TASK PROMPT
Below are some entries; can you quote all of them exactly?

──────

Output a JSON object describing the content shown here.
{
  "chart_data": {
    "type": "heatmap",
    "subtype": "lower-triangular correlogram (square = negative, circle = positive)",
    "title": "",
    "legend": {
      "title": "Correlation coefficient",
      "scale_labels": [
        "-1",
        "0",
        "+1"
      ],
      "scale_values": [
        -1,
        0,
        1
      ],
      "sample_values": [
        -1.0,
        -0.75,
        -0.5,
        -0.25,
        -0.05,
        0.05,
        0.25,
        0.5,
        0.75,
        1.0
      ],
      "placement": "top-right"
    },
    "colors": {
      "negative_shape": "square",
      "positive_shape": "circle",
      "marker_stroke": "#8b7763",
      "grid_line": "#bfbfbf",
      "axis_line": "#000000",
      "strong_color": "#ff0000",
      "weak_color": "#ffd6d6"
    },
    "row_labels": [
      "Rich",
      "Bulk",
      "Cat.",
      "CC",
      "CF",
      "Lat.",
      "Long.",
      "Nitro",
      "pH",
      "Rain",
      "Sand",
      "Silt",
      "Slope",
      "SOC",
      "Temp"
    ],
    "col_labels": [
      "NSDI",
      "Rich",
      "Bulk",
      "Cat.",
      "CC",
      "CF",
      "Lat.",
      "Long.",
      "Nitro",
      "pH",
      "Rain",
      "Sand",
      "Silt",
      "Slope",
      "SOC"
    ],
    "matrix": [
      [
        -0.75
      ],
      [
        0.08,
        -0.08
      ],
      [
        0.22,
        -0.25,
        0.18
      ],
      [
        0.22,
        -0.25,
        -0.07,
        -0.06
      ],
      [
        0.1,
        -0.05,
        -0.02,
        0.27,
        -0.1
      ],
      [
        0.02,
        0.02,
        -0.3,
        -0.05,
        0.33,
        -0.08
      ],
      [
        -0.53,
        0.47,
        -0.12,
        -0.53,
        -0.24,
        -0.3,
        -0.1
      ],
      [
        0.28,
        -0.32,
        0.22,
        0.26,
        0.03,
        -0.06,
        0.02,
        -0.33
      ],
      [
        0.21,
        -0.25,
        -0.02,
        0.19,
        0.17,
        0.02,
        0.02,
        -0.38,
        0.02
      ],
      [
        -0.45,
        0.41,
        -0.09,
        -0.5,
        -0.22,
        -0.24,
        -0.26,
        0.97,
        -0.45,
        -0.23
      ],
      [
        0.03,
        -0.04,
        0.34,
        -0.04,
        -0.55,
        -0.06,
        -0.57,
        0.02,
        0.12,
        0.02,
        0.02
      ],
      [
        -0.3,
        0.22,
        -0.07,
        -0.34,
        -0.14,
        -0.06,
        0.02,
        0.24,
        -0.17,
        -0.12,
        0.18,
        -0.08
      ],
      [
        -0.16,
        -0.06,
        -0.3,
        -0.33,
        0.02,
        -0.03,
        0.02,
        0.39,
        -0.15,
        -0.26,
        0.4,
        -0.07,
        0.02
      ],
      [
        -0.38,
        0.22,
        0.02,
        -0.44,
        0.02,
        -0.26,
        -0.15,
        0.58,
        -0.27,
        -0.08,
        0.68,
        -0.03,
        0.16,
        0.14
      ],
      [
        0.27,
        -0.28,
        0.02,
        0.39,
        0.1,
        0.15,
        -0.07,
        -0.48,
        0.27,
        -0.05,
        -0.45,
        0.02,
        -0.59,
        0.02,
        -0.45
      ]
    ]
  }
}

──────

THE REPLY
Output a JSON object describing the content shown here.
{
  "chart_data": {
    "type": "heatmap",
    "subtype": "lower-triangular correlogram (square = negative, circle = positive)",
    "title": "",
    "legend": {
      "title": "Correlation coefficient",
      "scale_labels": [
        "-1",
        "0",
        "+1"
      ],
      "scale_values": [
        -1,
        0,
        1
      ],
      "sample_values": [
        -1.0,
        -0.75,
        -0.5,
        -0.25,
        -0.05,
        0.05,
        0.25,
        0.5,
        0.75,
        1.0
      ],
      "placement": "top-right"
    },
    "colors": {
      "negative_shape": "square",
      "positive_shape": "circle",
      "marker_stroke": "#8b7763",
      "grid_line": "#bfbfbf",
      "axis_line": "#000000",
      "strong_color": "#ff0000",
      "weak_color": "#ffd6d6"
    },
    "row_labels": [
      "Rich",
      "Bulk",
      "Cat.",
      "CC",
      "CF",
      "Lat.",
      "Long.",
      "Nitro",
      "pH",
      "Rain",
      "Sand",
      "Silt",
      "Slope",
      "SOC",
      "Temp"
    ],
    "col_labels": [
      "NSDI",
      "Rich",
      "Bulk",
      "Cat.",
      "CC",
      "CF",
      "Lat.",
      "Long.",
      "Nitro",
      "pH",
      "Rain",
      "Sand",
      "Silt",
      "Slope",
      "SOC"
    ],
    "matrix": [
      [
        -0.75
      ],
      [
        0.08,
        -0.08
      ],
      [
        0.22,
        -0.25,
        0.18
      ],
      [
        0.22,
        -0.25,
        -0.07,
        -0.06
      ],
      [
        0.1,
        -0.05,
        -0.02,
        0.27,
        -0.1
      ],
      [
        0.02,
        0.02,
        -0.3,
        -0.05,
        0.33,
        -0.08
      ],
      [
        -0.53,
        0.47,
        -0.12,
        -0.53,
        -0.24,
        -0.3,
        -0.1
      ],
      [
        0.28,
        -0.32,
        0.22,
        0.26,
        0.03,
        -0.06,
        0.02,
        -0.33
      ],
      [
        0.21,
        -0.25,
        -0.02,
        0.19,
        0.17,
        0.02,
        0.02,
        -0.38,
        0.02
      ],
      [
        -0.45,
        0.41,
        -0.09,
        -0.5,
        -0.22,
        -0.24,
        -0.26,
        0.97,
        -0.45,
        -0.23
      ],
      [
        0.03,
        -0.04,
        0.34,
        -0.04,
        -0.55,
        -0.06,
        -0.57,
        0.02,
        0.12,
        0.02,
        0.02
      ],
      [
        -0.3,
        0.22,
        -0.07,
        -0.34,
        -0.14,
        -0.06,
        0.02,
        0.24,
        -0.17,
        -0.12,
        0.18,
        -0.08
      ],
      [
        -0.16,
        -0.06,
        -0.3,
        -0.33,
        0.02,
        -0.03,
        0.02,
        0.39,
        -0.15,
        -0.26,
        0.4,
        -0.07,
        0.02
      ],
      [
        -0.38,
        0.22,
        0.02,
        -0.44,
        0.02,
        -0.26,
        -0.15,
        0.58,
        -0.27,
        -0.08,
        0.68,
        -0.03,
        0.16,
        0.14
      ],
      [
        0.27,
        -0.28,
        0.02,
        0.39,
        0.1,
        0.15,
        -0.07,
        -0.48,
        0.27,
        -0.05,
        -0.45,
        0.02,
        -0.59,
        0.02,
        -0.45
      ]
    ]
  }
}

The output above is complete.